_What to do_. Retype all the records with nothing changed.
[start of Raw data]
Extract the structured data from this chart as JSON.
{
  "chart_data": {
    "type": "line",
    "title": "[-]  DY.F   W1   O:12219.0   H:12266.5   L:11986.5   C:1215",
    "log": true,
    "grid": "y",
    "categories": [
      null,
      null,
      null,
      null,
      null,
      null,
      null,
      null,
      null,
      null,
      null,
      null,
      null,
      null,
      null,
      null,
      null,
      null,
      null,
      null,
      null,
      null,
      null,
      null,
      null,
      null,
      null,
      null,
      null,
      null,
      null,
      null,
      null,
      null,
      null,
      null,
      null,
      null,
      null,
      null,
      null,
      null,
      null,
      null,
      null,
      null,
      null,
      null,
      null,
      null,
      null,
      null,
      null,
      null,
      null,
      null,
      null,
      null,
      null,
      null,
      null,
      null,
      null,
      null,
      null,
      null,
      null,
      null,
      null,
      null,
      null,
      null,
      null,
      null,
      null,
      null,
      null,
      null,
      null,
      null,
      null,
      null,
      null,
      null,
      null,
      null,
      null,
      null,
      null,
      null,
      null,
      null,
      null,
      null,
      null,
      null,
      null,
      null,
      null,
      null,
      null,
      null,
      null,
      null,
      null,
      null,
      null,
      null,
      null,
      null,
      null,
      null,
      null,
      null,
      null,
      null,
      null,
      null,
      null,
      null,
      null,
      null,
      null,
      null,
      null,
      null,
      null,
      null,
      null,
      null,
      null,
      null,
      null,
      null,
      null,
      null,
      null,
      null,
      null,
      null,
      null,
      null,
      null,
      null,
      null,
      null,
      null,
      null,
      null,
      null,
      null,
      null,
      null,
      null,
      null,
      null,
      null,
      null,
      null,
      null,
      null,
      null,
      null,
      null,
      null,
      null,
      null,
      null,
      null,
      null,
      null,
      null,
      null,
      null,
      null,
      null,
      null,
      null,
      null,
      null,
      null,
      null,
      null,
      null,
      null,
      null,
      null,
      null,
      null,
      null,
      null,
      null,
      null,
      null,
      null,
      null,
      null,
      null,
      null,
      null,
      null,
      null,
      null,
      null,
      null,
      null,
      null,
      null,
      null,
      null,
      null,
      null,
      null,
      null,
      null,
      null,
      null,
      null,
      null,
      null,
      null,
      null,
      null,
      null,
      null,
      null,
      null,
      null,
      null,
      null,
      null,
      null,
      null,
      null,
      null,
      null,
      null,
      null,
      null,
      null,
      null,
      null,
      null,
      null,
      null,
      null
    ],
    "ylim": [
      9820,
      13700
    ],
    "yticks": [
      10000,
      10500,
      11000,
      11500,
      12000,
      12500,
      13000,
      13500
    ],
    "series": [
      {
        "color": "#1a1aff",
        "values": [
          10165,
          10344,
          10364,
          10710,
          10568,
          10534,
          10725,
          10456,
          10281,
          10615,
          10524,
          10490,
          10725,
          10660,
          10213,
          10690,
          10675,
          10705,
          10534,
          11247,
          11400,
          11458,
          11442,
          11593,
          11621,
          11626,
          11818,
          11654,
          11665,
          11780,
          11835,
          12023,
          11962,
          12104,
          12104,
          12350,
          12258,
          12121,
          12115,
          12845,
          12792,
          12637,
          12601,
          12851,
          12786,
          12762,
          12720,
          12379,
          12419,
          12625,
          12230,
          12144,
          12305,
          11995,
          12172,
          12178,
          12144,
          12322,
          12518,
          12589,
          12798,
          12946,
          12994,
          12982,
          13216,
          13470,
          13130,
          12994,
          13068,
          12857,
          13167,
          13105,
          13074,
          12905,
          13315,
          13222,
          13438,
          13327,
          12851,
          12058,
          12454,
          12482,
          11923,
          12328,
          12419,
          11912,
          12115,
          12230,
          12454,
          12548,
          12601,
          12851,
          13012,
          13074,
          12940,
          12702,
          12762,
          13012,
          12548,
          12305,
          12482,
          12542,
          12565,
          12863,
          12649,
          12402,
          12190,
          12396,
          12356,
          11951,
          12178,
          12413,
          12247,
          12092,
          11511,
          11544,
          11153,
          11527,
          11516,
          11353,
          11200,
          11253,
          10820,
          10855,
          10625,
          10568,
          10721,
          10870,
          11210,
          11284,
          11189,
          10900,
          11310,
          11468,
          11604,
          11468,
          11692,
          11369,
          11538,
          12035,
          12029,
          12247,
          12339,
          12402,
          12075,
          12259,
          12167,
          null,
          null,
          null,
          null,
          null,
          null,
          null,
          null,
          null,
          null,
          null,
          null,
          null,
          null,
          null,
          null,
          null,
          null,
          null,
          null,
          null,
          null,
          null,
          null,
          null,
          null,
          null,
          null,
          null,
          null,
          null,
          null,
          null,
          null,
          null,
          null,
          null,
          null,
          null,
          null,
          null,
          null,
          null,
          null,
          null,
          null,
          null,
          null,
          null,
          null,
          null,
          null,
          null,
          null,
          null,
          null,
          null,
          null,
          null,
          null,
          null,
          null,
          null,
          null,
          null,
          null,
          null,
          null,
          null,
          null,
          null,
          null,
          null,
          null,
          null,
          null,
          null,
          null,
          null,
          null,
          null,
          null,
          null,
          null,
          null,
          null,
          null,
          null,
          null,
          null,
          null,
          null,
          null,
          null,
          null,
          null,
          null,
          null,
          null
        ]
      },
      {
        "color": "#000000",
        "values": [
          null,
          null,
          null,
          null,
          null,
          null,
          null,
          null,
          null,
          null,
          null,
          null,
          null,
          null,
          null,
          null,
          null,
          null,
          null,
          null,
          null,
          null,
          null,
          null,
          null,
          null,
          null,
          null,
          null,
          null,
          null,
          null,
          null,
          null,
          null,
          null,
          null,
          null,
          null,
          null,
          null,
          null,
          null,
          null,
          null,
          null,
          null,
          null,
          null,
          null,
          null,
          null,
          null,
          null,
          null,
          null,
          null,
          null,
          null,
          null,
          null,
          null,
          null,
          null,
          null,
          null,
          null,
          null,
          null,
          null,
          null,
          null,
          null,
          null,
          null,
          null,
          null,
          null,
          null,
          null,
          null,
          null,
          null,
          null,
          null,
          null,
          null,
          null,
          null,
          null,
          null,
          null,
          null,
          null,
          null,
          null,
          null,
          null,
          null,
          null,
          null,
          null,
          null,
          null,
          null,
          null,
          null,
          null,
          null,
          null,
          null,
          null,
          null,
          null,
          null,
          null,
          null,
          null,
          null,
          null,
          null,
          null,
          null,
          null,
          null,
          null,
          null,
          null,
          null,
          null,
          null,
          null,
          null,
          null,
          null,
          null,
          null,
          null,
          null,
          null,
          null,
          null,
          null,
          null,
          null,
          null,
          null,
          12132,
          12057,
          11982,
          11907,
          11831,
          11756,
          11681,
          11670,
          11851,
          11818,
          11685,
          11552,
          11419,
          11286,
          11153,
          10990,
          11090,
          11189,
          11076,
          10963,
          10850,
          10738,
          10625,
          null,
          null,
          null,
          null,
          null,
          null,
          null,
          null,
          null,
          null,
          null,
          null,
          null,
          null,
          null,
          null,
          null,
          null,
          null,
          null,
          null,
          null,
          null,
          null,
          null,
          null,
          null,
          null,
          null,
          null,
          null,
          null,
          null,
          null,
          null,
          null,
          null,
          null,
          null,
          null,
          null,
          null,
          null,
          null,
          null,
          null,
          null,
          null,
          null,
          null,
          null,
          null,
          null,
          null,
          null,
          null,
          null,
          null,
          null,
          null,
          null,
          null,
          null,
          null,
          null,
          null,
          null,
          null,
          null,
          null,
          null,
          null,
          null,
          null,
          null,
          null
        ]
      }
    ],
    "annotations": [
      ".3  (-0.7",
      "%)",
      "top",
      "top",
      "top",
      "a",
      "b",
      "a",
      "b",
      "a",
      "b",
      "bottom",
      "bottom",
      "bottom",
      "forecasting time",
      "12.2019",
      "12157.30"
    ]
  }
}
[end of Raw data]
_Expected answer_.
Extract the structured data from this chart as JSON.
{
  "chart_data": {
    "type": "line",
    "title": "[-]  DY.F   W1   O:12219.0   H:12266.5   L:11986.5   C:1215",
    "log": true,
    "grid": "y",
    "categories": [
      null,
      null,
      null,
      null,
      null,
      null,
      null,
      null,
      null,
      null,
      null,
      null,
      null,
      null,
      null,
      null,
      null,
      null,
      null,
      null,
      null,
      null,
      null,
      null,
      null,
      null,
      null,
      null,
      null,
      null,
      null,
      null,
      null,
      null,
      null,
      null,
      null,
      null,
      null,
      null,
      null,
      null,
      null,
      null,
      null,
      null,
      null,
      null,
      null,
      null,
      null,
      null,
      null,
      null,
      null,
      null,
      null,
      null,
      null,
      null,
      null,
      null,
      null,
      null,
      null,
      null,
      null,
      null,
      null,
      null,
      null,
      null,
      null,
      null,
      null,
      null,
      null,
      null,
      null,
      null,
      null,
      null,
      null,
      null,
      null,
      null,
      null,
      null,
      null,
      null,
      null,
      null,
      null,
      null,
      null,
      null,
      null,
      null,
      null,
      null,
      null,
      null,
      null,
      null,
      null,
      null,
      null,
      null,
      null,
      null,
      null,
      null,
      null,
      null,
      null,
      null,
      null,
      null,
      null,
      null,
      null,
      null,
      null,
      null,
      null,
      null,
      null,
      null,
      null,
      null,
      null,
      null,
      null,
      null,
      null,
      null,
      null,
      null,
      null,
      null,
      null,
      null,
      null,
      null,
      null,
      null,
      null,
      null,
      null,
      null,
      null,
      null,
      null,
      null,
      null,
      null,
      null,
      null,
      null,
      null,
      null,
      null,
      null,
      null,
      null,
      null,
      null,
      null,
      null,
      null,
      null,
      null,
      null,
      null,
      null,
      null,
      null,
      null,
      null,
      null,
      null,
      null,
      null,
      null,
      null,
      null,
      null,
      null,
      null,
      null,
      null,
      null,
      null,
      null,
      null,
      null,
      null,
      null,
      null,
      null,
      null,
      null,
      null,
      null,
      null,
      null,
      null,
      null,
      null,
      null,
      null,
      null,
      null,
      null,
      null,
      null,
      null,
      null,
      null,
      null,
      null,
      null,
      null,
      null,
      null,
      null,
      null,
      null,
      null,
      null,
      null,
      null,
      null,
      null,
      null,
      null,
      null,
      null,
      null,
      null,
      null,
      null,
      null,
      null,
      null,
      null
    ],
    "ylim": [
      9820,
      13700
    ],
    "yticks": [
      10000,
      10500,
      11000,
      11500,
      12000,
      12500,
      13000,
      13500
    ],
    "series": [
      {
        "color": "#1a1aff",
        "values": [
          10165,
          10344,
          10364,
          10710,
          10568,
          10534,
          10725,
          10456,
          10281,
          10615,
          10524,
          10490,
          10725,
          10660,
          10213,
          10690,
          10675,
          10705,
          10534,
          11247,
          11400,
          11458,
          11442,
          11593,
          11621,
          11626,
          11818,
          11654,
          11665,
          11780,
          11835,
          12023,
          11962,
          12104,
          12104,
          12350,
          12258,
          12121,
          12115,
          12845,
          12792,
          12637,
          12601,
          12851,
          12786,
          12762,
          12720,
          12379,
          12419,
          12625,
          12230,
          12144,
          12305,
          11995,
          12172,
          12178,
          12144,
          12322,
          12518,
          12589,
          12798,
          12946,
          12994,
          12982,
          13216,
          13470,
          13130,
          12994,
          13068,
          12857,
          13167,
          13105,
          13074,
          12905,
          13315,
          13222,
          13438,
          13327,
          12851,
          12058,
          12454,
          12482,
          11923,
          12328,
          12419,
          11912,
          12115,
          12230,
          12454,
          12548,
          12601,
          12851,
          13012,
          13074,
          12940,
          12702,
          12762,
          13012,
          12548,
          12305,
          12482,
          12542,
          12565,
          12863,
          12649,
          12402,
          12190,
          12396,
          12356,
          11951,
          12178,
          12413,
          12247,
          12092,
          11511,
          11544,
          11153,
          11527,
          11516,
          11353,
          11200,
          11253,
          10820,
          10855,
          10625,
          10568,
          10721,
          10870,
          11210,
          11284,
          11189,
          10900,
          11310,
          11468,
          11604,
          11468,
          11692,
          11369,
          11538,
          12035,
          12029,
          12247,
          12339,
          12402,
          12075,
          12259,
          12167,
          null,
          null,
          null,
          null,
          null,
          null,
          null,
          null,
          null,
          null,
          null,
          null,
          null,
          null,
          null,
          null,
          null,
          null,
          null,
          null,
          null,
          null,
          null,
          null,
          null,
          null,
          null,
          null,
          null,
          null,
          null,
          null,
          null,
          null,
          null,
          null,
          null,
          null,
          null,
          null,
          null,
          null,
          null,
          null,
          null,
          null,
          null,
          null,
          null,
          null,
          null,
          null,
          null,
          null,
          null,
          null,
          null,
          null,
          null,
          null,
          null,
          null,
          null,
          null,
          null,
          null,
          null,
          null,
          null,
          null,
          null,
          null,
          null,
          null,
          null,
          null,
          null,
          null,
          null,
          null,
          null,
          null,
          null,
          null,
          null,
          null,
          null,
          null,
          null,
          null,
          null,
          null,
          null,
          null,
          null,
          null,
          null,
          null,
          null
        ]
      },
      {
        "color": "#000000",
        "values": [
          null,
          null,
          null,
          null,
          null,
          null,
          null,
          null,
          null,
          null,
          null,
          null,
          null,
          null,
          null,
          null,
          null,
          null,
          null,
          null,
          null,
          null,
          null,
          null,
          null,
          null,
          null,
          null,
          null,
          null,
          null,
          null,
          null,
          null,
          null,
          null,
          null,
          null,
          null,
          null,
          null,
          null,
          null,
          null,
          null,
          null,
          null,
          null,
          null,
          null,
          null,
          null,
          null,
          null,
          null,
          null,
          null,
          null,
          null,
          null,
          null,
          null,
          null,
          null,
          null,
          null,
          null,
          null,
          null,
          null,
          null,
          null,
          null,
          null,
          null,
          null,
          null,
          null,
          null,
          null,
          null,
          null,
          null,
          null,
          null,
          null,
          null,
          null,
          null,
          null,
          null,
          null,
          null,
          null,
          null,
          null,
          null,
          null,
          null,
          null,
          null,
          null,
          null,
          null,
          null,
          null,
          null,
          null,
          null,
          null,
          null,
          null,
          null,
          null,
          null,
          null,
          null,
          null,
          null,
          null,
          null,
          null,
          null,
          null,
          null,
          null,
          null,
          null,
          null,
          null,
          null,
          null,
          null,
          null,
          null,
          null,
          null,
          null,
          null,
          null,
          null,
          null,
          null,
          null,
          null,
          null,
          null,
          12132,
          12057,
          11982,
          11907,
          11831,
          11756,
          11681,
          11670,
          11851,
          11818,
          11685,
          11552,
          11419,
          11286,
          11153,
          10990,
          11090,
          11189,
          11076,
          10963,
          10850,
          10738,
          10625,
          null,
          null,
          null,
          null,
          null,
          null,
          null,
          null,
          null,
          null,
          null,
          null,
          null,
          null,
          null,
          null,
          null,
          null,
          null,
          null,
          null,
          null,
          null,
          null,
          null,
          null,
          null,
          null,
          null,
          null,
          null,
          null,
          null,
          null,
          null,
          null,
          null,
          null,
          null,
          null,
          null,
          null,
          null,
          null,
          null,
          null,
          null,
          null,
          null,
          null,
          null,
          null,
          null,
          null,
          null,
          null,
          null,
          null,
          null,
          null,
          null,
          null,
          null,
          null,
          null,
          null,
          null,
          null,
          null,
          null,
          null,
          null,
          null,
          null,
          null,
          null
        ]
      }
    ],
    "annotations": [
      ".3  (-0.7",
      "%)",
      "top",
      "top",
      "top",
      "a",
      "b",
      "a",
      "b",
      "a",
      "b",
      "bottom",
      "bottom",
      "bottom",
      "forecasting time",
      "12.2019",
      "12157.30"
    ]
  }
}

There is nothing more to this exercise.